▶

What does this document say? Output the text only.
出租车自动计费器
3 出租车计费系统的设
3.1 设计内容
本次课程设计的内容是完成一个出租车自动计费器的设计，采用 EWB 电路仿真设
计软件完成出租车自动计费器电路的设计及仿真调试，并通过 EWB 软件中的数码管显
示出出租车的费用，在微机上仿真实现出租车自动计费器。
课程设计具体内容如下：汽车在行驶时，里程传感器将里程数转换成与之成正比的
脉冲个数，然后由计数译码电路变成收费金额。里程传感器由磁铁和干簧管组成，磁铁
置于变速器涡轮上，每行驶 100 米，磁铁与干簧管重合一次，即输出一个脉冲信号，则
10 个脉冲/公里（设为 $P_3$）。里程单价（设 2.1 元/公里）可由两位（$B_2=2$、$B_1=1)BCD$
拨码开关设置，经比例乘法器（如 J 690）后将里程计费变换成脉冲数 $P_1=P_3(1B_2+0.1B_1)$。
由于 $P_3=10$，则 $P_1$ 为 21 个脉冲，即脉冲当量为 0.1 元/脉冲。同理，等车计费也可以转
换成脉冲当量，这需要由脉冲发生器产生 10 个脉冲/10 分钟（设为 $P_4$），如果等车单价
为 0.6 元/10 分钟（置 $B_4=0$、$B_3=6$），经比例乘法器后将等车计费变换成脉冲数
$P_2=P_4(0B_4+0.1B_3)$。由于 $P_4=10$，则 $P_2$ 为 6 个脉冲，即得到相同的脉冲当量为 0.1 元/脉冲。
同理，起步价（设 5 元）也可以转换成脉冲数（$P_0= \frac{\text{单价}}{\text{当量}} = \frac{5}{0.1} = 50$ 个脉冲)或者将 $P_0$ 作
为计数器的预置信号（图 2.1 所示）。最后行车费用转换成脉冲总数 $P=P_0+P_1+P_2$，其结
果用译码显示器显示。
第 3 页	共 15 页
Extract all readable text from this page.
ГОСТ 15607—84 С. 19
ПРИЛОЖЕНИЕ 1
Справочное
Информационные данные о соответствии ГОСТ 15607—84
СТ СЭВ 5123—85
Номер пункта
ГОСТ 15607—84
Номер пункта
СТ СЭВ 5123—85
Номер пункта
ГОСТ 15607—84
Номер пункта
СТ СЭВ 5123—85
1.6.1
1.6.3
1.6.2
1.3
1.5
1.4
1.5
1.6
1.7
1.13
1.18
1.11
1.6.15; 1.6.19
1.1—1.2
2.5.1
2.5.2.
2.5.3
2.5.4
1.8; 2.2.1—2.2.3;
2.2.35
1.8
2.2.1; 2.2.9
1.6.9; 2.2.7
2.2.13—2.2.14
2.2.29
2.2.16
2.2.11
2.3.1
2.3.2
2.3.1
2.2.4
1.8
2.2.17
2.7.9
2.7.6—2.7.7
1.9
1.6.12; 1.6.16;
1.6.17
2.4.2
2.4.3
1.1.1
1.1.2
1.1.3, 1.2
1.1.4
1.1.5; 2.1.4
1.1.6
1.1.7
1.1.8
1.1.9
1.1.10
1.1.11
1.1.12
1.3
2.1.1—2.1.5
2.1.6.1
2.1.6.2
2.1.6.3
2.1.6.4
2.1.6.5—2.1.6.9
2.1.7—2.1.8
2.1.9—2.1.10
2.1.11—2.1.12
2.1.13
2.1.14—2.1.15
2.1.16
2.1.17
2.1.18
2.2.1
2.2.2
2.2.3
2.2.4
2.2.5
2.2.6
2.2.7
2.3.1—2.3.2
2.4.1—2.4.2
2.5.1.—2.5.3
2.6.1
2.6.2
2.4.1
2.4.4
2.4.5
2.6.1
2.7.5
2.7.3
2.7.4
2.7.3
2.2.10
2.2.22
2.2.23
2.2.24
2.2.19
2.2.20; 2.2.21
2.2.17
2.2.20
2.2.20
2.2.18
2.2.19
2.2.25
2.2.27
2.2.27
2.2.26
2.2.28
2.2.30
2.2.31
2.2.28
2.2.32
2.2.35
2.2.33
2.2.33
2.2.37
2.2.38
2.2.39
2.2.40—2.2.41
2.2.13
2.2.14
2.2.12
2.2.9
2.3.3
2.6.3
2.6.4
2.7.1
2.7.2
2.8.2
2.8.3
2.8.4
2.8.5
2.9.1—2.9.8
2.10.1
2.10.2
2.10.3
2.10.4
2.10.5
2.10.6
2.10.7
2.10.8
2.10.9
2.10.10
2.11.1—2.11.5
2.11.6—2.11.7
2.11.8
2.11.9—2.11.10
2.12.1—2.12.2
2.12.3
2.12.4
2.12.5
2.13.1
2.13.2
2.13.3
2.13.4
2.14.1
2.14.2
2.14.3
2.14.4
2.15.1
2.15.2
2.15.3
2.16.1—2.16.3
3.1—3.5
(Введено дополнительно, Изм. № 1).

◀

Exercise prompt:
Scan the entries above. Copy each line that has the string "this".

Written answer:
What does this document say? Output the text only.
Extract all readable text from this page.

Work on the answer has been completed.